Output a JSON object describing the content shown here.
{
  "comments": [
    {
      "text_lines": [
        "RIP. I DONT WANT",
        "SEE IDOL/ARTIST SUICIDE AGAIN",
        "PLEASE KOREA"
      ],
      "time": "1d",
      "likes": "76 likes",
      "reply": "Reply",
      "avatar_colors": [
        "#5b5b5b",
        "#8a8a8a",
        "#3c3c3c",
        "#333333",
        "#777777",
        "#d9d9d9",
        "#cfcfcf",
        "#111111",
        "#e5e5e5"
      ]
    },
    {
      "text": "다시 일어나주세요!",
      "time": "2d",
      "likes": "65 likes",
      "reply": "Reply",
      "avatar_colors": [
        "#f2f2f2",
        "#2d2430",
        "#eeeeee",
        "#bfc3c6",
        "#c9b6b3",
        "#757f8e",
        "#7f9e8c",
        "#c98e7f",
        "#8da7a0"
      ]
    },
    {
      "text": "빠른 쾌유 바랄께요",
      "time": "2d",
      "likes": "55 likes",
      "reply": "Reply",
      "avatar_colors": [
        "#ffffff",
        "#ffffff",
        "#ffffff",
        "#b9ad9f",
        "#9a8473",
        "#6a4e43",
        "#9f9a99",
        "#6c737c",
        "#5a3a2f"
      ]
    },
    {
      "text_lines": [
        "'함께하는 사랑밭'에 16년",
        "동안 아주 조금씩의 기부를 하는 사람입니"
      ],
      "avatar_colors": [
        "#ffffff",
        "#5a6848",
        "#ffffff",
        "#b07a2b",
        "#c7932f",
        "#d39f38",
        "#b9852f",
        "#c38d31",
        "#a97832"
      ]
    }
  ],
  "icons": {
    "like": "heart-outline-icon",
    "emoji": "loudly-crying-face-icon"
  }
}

WORK INSTRUCTIONS >> Give the entries again in full, exactly as they are written.

WRITTEN SOLUTION >>
Output a JSON object describing the content shown here.
{
  "comments": [
    {
      "text_lines": [
        "RIP. I DONT WANT",
        "SEE IDOL/ARTIST SUICIDE AGAIN",
        "PLEASE KOREA"
      ],
      "time": "1d",
      "likes": "76 likes",
      "reply": "Reply",
      "avatar_colors": [
        "#5b5b5b",
        "#8a8a8a",
        "#3c3c3c",
        "#333333",
        "#777777",
        "#d9d9d9",
        "#cfcfcf",
        "#111111",
        "#e5e5e5"
      ]
    },
    {
      "text": "다시 일어나주세요!",
      "time": "2d",
      "likes": "65 likes",
      "reply": "Reply",
      "avatar_colors": [
        "#f2f2f2",
        "#2d2430",
        "#eeeeee",
        "#bfc3c6",
        "#c9b6b3",
        "#757f8e",
        "#7f9e8c",
        "#c98e7f",
        "#8da7a0"
      ]
    },
    {
      "text": "빠른 쾌유 바랄께요",
      "time": "2d",
      "likes": "55 likes",
      "reply": "Reply",
      "avatar_colors": [
        "#ffffff",
        "#ffffff",
        "#ffffff",
        "#b9ad9f",
        "#9a8473",
        "#6a4e43",
        "#9f9a99",
        "#6c737c",
        "#5a3a2f"
      ]
    },
    {
      "text_lines": [
        "'함께하는 사랑밭'에 16년",
        "동안 아주 조금씩의 기부를 하는 사람입니"
      ],
      "avatar_colors": [
        "#ffffff",
        "#5a6848",
        "#ffffff",
        "#b07a2b",
        "#c7932f",
        "#d39f38",
        "#b9852f",
        "#c38d31",
        "#a97832"
      ]
    }
  ],
  "icons": {
    "like": "heart-outline-icon",
    "emoji": "loudly-crying-face-icon"
  }
}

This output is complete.